Direction: Pick out and copy every line below that has the word "iniciativa".

*** Extracted entries

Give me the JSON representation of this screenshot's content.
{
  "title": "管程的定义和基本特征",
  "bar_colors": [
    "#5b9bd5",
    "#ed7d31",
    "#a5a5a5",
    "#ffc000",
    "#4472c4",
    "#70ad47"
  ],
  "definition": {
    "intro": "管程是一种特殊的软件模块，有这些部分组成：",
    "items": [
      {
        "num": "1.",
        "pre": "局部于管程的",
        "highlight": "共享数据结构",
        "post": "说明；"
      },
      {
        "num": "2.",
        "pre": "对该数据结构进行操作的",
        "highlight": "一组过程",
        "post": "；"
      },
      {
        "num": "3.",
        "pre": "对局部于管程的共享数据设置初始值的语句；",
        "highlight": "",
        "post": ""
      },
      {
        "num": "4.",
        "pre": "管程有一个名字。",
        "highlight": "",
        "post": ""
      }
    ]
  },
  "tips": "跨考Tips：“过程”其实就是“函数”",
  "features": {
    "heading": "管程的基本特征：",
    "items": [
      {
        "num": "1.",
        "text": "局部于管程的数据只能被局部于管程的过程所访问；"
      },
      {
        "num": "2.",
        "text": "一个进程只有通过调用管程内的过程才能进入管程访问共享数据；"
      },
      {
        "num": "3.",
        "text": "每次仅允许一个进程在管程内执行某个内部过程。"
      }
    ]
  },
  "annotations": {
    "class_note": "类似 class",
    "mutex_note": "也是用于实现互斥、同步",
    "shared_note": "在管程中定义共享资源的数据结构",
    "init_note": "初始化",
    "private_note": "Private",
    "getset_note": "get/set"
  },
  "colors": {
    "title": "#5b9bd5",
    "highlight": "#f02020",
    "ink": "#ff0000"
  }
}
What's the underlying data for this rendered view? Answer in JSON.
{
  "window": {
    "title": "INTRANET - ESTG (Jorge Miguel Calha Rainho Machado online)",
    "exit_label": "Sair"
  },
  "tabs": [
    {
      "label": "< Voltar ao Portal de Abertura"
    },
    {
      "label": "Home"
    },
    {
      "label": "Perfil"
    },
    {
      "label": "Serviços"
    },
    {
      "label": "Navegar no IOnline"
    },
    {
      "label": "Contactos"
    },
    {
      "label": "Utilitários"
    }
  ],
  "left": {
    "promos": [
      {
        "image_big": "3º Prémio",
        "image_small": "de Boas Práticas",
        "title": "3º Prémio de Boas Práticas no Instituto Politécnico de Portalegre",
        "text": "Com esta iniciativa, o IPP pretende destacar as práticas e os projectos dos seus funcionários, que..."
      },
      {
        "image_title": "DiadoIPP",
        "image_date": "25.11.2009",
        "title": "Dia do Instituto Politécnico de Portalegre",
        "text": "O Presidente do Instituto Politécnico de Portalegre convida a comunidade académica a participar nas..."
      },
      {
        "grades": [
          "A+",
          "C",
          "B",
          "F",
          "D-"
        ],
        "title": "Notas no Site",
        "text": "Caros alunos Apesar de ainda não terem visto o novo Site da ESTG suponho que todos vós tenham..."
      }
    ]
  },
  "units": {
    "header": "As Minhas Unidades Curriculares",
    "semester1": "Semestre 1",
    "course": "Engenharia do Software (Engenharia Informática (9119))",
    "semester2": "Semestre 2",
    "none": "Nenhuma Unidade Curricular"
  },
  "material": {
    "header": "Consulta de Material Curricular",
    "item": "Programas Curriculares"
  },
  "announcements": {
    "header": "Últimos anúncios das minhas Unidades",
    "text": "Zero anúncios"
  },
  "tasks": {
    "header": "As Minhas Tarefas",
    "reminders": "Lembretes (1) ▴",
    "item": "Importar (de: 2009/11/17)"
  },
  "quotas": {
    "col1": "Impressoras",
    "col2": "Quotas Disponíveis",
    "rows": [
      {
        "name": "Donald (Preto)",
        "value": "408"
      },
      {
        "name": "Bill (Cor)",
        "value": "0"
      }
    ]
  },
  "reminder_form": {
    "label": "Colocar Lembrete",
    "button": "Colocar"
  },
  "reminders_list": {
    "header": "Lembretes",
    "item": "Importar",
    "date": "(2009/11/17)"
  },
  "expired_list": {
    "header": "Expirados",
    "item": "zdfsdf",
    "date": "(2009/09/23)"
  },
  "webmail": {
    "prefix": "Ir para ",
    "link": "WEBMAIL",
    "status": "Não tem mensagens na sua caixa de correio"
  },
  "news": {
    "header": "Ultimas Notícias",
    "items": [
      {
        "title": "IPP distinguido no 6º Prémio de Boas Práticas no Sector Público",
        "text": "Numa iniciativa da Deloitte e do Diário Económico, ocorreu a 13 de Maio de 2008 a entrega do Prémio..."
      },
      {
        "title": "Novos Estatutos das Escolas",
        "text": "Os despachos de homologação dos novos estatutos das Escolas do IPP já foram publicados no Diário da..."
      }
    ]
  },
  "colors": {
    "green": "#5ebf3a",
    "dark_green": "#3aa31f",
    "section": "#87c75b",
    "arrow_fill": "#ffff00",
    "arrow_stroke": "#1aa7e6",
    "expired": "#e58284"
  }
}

******

Final result:
        "text": "Com esta iniciativa, o IPP pretende destacar as práticas e os projectos dos seus funcionários, que..."
        "text": "Numa iniciativa da Deloitte e do Diário Económico, ocorreu a 13 de Maio de 2008 a entrega do Prémio..."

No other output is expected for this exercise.